Requirements
Pick out every line with the word "subtitle" and copy it.

Supplied data
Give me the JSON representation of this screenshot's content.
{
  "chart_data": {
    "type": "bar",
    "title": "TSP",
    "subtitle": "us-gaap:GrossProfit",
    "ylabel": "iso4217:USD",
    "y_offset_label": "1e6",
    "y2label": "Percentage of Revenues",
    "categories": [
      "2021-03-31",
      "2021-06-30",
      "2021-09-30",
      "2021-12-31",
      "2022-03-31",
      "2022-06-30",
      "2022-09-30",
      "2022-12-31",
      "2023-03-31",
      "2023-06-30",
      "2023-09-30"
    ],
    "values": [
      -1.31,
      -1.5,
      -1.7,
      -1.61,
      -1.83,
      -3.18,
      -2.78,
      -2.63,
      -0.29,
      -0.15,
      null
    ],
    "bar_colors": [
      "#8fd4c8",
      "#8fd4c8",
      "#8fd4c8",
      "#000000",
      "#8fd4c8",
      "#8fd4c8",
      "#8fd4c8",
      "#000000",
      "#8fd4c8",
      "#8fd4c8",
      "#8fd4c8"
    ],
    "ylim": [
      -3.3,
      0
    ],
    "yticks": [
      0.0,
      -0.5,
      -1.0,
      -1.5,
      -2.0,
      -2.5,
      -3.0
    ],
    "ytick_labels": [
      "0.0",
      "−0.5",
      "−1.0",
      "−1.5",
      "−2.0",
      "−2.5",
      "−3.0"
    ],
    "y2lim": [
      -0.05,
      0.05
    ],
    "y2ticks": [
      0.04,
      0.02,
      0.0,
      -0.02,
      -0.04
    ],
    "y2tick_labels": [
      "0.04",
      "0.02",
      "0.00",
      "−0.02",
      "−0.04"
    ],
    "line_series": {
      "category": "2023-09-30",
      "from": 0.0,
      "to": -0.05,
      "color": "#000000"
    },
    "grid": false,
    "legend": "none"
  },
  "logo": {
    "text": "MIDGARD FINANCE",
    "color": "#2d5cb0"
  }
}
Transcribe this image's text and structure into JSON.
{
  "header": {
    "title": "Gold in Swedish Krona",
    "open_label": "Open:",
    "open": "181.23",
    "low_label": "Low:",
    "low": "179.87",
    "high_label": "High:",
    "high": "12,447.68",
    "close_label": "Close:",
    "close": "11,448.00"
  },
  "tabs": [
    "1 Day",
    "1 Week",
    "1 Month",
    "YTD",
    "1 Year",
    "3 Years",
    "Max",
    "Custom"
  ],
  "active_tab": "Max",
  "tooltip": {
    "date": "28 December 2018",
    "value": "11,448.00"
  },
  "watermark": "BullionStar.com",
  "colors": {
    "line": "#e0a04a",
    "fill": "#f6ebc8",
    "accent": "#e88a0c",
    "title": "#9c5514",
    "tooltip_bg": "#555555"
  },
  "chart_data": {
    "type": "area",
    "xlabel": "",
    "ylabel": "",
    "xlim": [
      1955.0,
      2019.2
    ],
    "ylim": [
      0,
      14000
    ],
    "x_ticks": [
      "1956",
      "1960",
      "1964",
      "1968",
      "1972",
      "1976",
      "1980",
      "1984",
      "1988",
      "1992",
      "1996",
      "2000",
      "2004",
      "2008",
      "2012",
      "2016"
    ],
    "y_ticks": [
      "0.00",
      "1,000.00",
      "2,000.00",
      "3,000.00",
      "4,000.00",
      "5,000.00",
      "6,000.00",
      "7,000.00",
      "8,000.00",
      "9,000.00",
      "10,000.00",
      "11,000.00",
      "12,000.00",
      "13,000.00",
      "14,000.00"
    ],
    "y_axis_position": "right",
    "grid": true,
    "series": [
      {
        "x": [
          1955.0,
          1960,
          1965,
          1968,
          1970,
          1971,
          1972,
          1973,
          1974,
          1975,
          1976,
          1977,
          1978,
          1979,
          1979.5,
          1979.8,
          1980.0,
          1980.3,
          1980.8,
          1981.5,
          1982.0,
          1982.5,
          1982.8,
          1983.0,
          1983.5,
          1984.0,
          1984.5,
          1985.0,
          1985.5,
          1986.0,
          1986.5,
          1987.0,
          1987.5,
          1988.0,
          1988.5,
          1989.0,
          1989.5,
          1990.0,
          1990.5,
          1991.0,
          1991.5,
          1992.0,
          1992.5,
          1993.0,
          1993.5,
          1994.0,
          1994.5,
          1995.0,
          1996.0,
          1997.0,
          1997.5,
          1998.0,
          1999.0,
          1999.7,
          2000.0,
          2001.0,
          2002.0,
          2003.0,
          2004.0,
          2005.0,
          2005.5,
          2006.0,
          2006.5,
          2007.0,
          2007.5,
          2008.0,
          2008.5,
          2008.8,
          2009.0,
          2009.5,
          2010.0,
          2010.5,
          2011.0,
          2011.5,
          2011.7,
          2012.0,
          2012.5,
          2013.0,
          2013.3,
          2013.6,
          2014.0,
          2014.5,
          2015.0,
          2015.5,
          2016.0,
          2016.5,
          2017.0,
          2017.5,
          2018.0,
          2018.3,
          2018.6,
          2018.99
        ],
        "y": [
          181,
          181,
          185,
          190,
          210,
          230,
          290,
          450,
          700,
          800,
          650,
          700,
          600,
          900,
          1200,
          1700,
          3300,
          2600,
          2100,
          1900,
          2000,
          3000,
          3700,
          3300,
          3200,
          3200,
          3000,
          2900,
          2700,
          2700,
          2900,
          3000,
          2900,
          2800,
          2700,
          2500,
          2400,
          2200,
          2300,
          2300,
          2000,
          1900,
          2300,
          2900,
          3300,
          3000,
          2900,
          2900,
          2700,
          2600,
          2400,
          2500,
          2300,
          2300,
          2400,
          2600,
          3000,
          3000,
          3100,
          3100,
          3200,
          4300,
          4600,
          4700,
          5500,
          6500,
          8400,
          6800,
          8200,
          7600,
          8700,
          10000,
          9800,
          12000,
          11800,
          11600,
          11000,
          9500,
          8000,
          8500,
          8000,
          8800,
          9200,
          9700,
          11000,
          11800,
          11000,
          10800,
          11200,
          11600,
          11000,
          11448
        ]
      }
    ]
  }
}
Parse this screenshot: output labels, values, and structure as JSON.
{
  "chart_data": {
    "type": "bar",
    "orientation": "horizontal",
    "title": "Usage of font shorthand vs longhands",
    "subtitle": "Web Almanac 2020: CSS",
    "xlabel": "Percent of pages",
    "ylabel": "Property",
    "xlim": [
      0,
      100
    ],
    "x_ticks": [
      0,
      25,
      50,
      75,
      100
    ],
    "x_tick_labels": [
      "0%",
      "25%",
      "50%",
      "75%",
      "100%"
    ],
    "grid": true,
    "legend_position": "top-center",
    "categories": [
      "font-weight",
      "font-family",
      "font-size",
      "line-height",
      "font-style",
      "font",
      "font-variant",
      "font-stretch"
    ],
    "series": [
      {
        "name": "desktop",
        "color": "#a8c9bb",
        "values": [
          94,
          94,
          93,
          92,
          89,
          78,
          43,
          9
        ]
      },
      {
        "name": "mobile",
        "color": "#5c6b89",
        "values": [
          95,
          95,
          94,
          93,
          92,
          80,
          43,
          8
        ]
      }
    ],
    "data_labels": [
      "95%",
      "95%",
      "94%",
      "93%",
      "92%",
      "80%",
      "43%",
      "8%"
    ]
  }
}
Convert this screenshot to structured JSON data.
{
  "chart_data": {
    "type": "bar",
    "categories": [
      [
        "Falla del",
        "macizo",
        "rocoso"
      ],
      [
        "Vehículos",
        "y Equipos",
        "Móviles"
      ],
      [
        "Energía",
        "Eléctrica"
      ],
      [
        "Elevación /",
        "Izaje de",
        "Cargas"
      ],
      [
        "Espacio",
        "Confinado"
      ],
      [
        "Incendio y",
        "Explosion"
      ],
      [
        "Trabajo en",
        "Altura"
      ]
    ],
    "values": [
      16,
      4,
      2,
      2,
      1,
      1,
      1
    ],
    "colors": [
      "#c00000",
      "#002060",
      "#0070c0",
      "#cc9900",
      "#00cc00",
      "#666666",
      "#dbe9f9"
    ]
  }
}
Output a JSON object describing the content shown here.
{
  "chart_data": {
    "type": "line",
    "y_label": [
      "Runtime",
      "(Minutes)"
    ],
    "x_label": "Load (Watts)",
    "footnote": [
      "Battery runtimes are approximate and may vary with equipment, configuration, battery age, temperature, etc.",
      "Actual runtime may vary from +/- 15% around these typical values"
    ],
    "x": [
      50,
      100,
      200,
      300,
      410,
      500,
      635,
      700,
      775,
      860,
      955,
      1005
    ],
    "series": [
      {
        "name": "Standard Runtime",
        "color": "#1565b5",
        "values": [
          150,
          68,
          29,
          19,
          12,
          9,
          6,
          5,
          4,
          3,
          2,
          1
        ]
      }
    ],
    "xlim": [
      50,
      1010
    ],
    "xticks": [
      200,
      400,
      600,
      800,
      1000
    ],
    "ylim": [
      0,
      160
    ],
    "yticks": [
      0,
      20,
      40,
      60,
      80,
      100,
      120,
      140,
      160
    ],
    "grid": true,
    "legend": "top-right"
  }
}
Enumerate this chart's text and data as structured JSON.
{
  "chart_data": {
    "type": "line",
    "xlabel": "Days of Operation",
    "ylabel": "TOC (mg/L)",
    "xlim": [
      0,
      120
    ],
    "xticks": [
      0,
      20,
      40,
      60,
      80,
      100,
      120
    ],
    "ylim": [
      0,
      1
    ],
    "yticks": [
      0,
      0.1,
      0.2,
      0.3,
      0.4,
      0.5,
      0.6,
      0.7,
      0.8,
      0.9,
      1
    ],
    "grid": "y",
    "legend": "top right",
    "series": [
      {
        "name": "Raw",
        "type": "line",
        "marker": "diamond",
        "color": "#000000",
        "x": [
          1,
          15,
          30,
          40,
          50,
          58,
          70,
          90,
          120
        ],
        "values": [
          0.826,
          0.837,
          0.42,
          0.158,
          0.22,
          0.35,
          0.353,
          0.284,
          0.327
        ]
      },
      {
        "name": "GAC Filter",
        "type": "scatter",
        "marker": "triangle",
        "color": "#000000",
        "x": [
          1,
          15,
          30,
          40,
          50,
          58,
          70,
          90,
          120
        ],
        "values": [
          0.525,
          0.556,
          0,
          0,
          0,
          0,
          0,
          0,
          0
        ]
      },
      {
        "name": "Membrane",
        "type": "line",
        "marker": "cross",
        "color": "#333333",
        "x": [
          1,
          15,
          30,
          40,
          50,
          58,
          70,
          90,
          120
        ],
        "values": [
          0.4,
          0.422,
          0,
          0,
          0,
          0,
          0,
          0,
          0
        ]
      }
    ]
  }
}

Result of the task
    "subtitle": "us-gaap:GrossProfit",
    "subtitle": "Web Almanac 2020: CSS",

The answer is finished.